TEXT SEGMENT
= = = = =

Dec 27 (Reuters) - The new year may bring pivotal
developments in a series of copyright lawsuits that could shape
the future business of artificial intelligence.
The lawsuits from authors, news outlets, visual artists,
musicians and other copyright owners accuse OpenAI, Anthropic,
Meta Platforms ( META ) and other technology companies of using
their work to train chatbots and other AI-based content
generators without permission or payment.
Courts will likely begin hearing arguments starting next
year on whether the defendants' copying amounts to "fair use,"
which could be the AI copyright war's defining legal question.
Tech companies have argued that their AI systems make fair
use of copyrighted material by studying it to learn to create
new, transformative content. Copyright owners counter that the
companies unlawfully copy their works to generate rival content
that threatens their livelihoods.
OpenAI, Meta, Silicon Valley investment firm Andreessen
Horowitz and others warn that being forced to pay copyright
holders for their content could cripple the burgeoning U.S. AI
industry. Some content owners began voluntarily licensing their
material to tech companies this year, including Reddit, News
Corp ( NWSA ) and the Financial Times.
Reuters licensed its articles to Meta in October.
Other copyright holders, such as major record labels, the
New York Times ( NYT ) and several best-selling authors continued to
press their claims or filed new lawsuits in 2024.

= = = = =

WORK ORDER A
In the article on AI copyright lawsuits, which content owners began voluntarily licensing their material to tech companies this year?
WORK ORDER B
Pick up the article on AI copyright lawsuits after its final sentence and keep writing.

= = = = =

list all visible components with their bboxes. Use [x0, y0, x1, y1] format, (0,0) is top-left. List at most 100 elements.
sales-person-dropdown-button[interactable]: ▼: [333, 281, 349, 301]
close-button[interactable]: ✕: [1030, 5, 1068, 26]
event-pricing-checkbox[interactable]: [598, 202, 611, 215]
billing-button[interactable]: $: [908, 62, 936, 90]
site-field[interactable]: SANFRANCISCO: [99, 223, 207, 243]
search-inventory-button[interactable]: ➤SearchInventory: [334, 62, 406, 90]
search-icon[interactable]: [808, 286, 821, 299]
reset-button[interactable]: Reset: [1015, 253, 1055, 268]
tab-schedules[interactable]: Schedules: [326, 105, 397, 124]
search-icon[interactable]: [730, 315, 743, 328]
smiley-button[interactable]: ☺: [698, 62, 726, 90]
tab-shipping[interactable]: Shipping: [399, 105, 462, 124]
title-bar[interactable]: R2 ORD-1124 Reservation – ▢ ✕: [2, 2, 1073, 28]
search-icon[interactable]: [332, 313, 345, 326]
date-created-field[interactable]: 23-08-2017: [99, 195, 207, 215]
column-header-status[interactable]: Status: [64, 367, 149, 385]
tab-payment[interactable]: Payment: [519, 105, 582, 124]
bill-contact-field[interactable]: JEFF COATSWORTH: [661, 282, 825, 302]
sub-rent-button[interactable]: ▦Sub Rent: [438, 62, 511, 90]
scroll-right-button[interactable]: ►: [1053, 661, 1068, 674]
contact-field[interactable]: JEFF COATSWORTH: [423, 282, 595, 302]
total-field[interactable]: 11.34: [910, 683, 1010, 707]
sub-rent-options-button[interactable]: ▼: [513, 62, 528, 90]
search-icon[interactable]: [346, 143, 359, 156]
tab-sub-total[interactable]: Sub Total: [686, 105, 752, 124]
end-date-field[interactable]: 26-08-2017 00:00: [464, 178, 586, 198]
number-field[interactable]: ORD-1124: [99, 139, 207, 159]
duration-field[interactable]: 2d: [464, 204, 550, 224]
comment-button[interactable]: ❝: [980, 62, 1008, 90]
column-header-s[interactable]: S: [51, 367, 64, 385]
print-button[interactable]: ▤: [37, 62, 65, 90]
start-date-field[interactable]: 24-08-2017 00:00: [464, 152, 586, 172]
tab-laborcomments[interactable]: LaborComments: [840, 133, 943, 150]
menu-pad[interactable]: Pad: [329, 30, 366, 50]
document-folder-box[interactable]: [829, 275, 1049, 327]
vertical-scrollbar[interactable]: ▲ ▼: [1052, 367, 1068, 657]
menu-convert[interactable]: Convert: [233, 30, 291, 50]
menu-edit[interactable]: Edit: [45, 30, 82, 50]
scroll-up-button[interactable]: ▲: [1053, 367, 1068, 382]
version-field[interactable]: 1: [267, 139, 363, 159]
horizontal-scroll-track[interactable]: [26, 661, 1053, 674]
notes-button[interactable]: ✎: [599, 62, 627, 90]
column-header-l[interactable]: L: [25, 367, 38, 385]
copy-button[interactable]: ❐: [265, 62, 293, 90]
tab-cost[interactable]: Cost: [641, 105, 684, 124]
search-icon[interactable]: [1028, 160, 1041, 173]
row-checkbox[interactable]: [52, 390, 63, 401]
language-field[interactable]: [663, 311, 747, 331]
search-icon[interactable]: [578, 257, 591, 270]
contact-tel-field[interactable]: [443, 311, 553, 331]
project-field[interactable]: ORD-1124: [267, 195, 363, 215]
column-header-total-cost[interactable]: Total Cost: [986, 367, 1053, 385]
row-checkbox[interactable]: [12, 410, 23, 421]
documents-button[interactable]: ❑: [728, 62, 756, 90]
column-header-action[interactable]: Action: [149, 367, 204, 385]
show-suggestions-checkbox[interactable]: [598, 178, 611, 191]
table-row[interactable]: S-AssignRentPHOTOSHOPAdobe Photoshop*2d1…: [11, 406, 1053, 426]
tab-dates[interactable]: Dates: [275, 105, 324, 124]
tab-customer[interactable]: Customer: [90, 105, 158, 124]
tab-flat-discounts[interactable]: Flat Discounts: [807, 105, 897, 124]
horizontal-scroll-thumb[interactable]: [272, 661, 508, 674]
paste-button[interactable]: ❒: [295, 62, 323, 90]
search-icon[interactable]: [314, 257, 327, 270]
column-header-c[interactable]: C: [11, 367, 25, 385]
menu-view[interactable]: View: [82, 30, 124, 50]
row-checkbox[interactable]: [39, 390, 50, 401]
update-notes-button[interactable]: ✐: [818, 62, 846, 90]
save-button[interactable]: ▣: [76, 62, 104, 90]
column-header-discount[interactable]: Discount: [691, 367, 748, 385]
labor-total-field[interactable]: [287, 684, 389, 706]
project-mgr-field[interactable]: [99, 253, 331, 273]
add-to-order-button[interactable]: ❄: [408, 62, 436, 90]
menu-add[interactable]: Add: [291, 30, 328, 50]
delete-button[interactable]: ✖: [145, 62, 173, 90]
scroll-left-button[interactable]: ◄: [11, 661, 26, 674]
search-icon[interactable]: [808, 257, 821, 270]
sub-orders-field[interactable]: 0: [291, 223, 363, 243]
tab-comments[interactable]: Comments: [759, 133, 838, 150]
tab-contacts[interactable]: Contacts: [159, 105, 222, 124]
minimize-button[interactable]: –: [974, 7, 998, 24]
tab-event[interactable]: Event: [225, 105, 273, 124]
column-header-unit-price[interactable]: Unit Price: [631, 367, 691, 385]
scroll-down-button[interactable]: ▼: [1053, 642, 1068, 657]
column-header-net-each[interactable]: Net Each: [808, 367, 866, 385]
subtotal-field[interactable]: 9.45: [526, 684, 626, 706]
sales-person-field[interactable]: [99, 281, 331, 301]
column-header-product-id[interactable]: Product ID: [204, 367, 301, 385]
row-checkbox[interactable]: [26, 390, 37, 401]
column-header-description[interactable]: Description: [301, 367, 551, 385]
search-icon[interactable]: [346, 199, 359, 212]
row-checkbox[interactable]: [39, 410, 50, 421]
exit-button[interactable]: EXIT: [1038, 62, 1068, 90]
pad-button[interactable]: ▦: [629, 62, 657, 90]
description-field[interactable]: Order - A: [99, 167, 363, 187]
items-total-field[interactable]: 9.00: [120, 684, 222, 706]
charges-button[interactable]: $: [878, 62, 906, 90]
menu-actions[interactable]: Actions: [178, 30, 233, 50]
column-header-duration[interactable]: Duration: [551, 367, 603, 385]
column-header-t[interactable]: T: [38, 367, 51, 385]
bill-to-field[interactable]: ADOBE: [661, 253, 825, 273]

= = = = =

ANSWER A
Reddit, News Corp and the Financial Times.

ANSWER B
AI companies could escape U.S. copyright liability
completely if the courts agree with them on the fair use
question. Judges hearing the cases in different jurisdictions
could reach conflicting conclusions on fair use and other
issues, and multiple rounds of appeals are likely.
An ongoing dispute between Thomson Reuters and former legal
research competitor Ross Intelligence could provide an early
indication of how judges will treat fair use arguments.
Thomson Reuters - the parent company of Reuters News -
alleged that Ross misused copyrighted material from its legal
research platform Westlaw to build an AI-powered legal search
engine. Ross denied wrongdoing, invoking fair use.
U.S. Circuit Judge Stephanos Bibas said last year that he
could not decide before a jury trial whether Ross made fair use
of the content. But Bibas canceled the scheduled trial and heard
new fair use arguments in November, which could lead to a new
ruling on the issue next year.
Another early fair use indicator could come in a dispute
between music publishers and Anthropic over the use of their
song lyrics to train its chatbot Claude. U.S. District Judge
Jacqueline Corley is considering fair use as part of the
publishers' request for a preliminary injunction against the
company. Corley held oral arguments over the proposed injunction
last month.
In November, U.S. District Judge Colleen McMahon in New York
dismissed a case from news outlets Raw Story and AlterNet
against OpenAI, finding that they failed to show they were
injured by OpenAI's alleged copyright violations.
The outlets' cases differ from most of the other lawsuits
because they accused OpenAI of illegally removing copyright
management information from their articles instead of directly
infringing their copyrights. But other cases could also end
without a determination on fair use if judges decide that
copyright owners were unharmed by the use of their work in AI
training.
(Reporting by Blake Brittain in Washington)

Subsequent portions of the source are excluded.